* **Task directions**: Images must not appear in your copy; reproduce every other part of the records exactly.

* **Data listing**:
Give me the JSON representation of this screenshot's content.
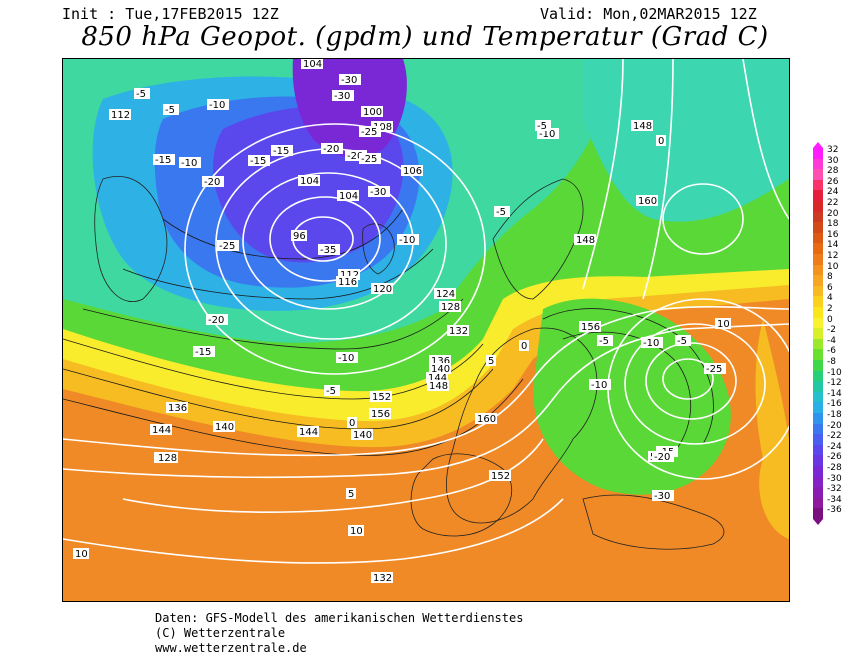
{
  "header": {
    "init": "Init : Tue,17FEB2015 12Z",
    "valid": "Valid: Mon,02MAR2015 12Z",
    "title": "850 hPa Geopot. (gpdm) und Temperatur (Grad C)"
  },
  "legend": {
    "values": [
      "32",
      "30",
      "28",
      "26",
      "24",
      "22",
      "20",
      "18",
      "16",
      "14",
      "12",
      "10",
      "8",
      "6",
      "4",
      "2",
      "0",
      "-2",
      "-4",
      "-6",
      "-8",
      "-10",
      "-12",
      "-14",
      "-16",
      "-18",
      "-20",
      "-22",
      "-24",
      "-26",
      "-28",
      "-30",
      "-32",
      "-34",
      "-36"
    ],
    "colors": [
      "#ff1dff",
      "#ff38d8",
      "#ff4fb0",
      "#f8346a",
      "#e6203c",
      "#d8282a",
      "#cc3a22",
      "#d24a18",
      "#dc5a14",
      "#e86a12",
      "#ef7c1a",
      "#f3921e",
      "#f6a624",
      "#f8ba22",
      "#fad21e",
      "#fbe61c",
      "#f8f230",
      "#d8f02c",
      "#9ce82a",
      "#6ae030",
      "#3ed84a",
      "#28d078",
      "#22c8a4",
      "#26c0cc",
      "#2ab0e6",
      "#3094ee",
      "#3a78f0",
      "#4a5ef0",
      "#5a48ec",
      "#6a36e2",
      "#7a28d6",
      "#8422c6",
      "#8a1cb4",
      "#8e189e",
      "#7a1080"
    ]
  },
  "labels": {
    "geopot": [
      "104",
      "112",
      "100",
      "96",
      "104",
      "108",
      "106",
      "104",
      "112",
      "116",
      "120",
      "124",
      "128",
      "132",
      "136",
      "140",
      "144",
      "148",
      "152",
      "156",
      "160",
      "152",
      "148",
      "144",
      "140",
      "132",
      "128",
      "136",
      "140",
      "144",
      "156",
      "160",
      "148",
      "148"
    ],
    "temp": [
      "-5",
      "-10",
      "-15",
      "-20",
      "-25",
      "-30",
      "-20",
      "-25",
      "-15",
      "-10",
      "-5",
      "0",
      "5",
      "10",
      "-20",
      "-15",
      "-10",
      "-5",
      "0",
      "5",
      "10",
      "-10",
      "-5",
      "0",
      "5",
      "10",
      "-30",
      "-25",
      "-35",
      "-30",
      "-20",
      "-15",
      "-10",
      "-5",
      "-5",
      "-10",
      "-5",
      "-10",
      "-15",
      "-20",
      "-25",
      "-30"
    ]
  },
  "footer": {
    "line1": "Daten: GFS-Modell des amerikanischen Wetterdienstes",
    "line2": "(C) Wetterzentrale",
    "line3": "www.wetterzentrale.de"
  }
}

* **Complete answer**:
Give me the JSON representation of this screenshot's content.
{
  "header": {
    "init": "Init : Tue,17FEB2015 12Z",
    "valid": "Valid: Mon,02MAR2015 12Z",
    "title": "850 hPa Geopot. (gpdm) und Temperatur (Grad C)"
  },
  "legend": {
    "values": [
      "32",
      "30",
      "28",
      "26",
      "24",
      "22",
      "20",
      "18",
      "16",
      "14",
      "12",
      "10",
      "8",
      "6",
      "4",
      "2",
      "0",
      "-2",
      "-4",
      "-6",
      "-8",
      "-10",
      "-12",
      "-14",
      "-16",
      "-18",
      "-20",
      "-22",
      "-24",
      "-26",
      "-28",
      "-30",
      "-32",
      "-34",
      "-36"
    ],
    "colors": [
      "#ff1dff",
      "#ff38d8",
      "#ff4fb0",
      "#f8346a",
      "#e6203c",
      "#d8282a",
      "#cc3a22",
      "#d24a18",
      "#dc5a14",
      "#e86a12",
      "#ef7c1a",
      "#f3921e",
      "#f6a624",
      "#f8ba22",
      "#fad21e",
      "#fbe61c",
      "#f8f230",
      "#d8f02c",
      "#9ce82a",
      "#6ae030",
      "#3ed84a",
      "#28d078",
      "#22c8a4",
      "#26c0cc",
      "#2ab0e6",
      "#3094ee",
      "#3a78f0",
      "#4a5ef0",
      "#5a48ec",
      "#6a36e2",
      "#7a28d6",
      "#8422c6",
      "#8a1cb4",
      "#8e189e",
      "#7a1080"
    ]
  },
  "labels": {
    "geopot": [
      "104",
      "112",
      "100",
      "96",
      "104",
      "108",
      "106",
      "104",
      "112",
      "116",
      "120",
      "124",
      "128",
      "132",
      "136",
      "140",
      "144",
      "148",
      "152",
      "156",
      "160",
      "152",
      "148",
      "144",
      "140",
      "132",
      "128",
      "136",
      "140",
      "144",
      "156",
      "160",
      "148",
      "148"
    ],
    "temp": [
      "-5",
      "-10",
      "-15",
      "-20",
      "-25",
      "-30",
      "-20",
      "-25",
      "-15",
      "-10",
      "-5",
      "0",
      "5",
      "10",
      "-20",
      "-15",
      "-10",
      "-5",
      "0",
      "5",
      "10",
      "-10",
      "-5",
      "0",
      "5",
      "10",
      "-30",
      "-25",
      "-35",
      "-30",
      "-20",
      "-15",
      "-10",
      "-5",
      "-5",
      "-10",
      "-5",
      "-10",
      "-15",
      "-20",
      "-25",
      "-30"
    ]
  },
  "footer": {
    "line1": "Daten: GFS-Modell des amerikanischen Wetterdienstes",
    "line2": "(C) Wetterzentrale",
    "line3": "www.wetterzentrale.de"
  }
}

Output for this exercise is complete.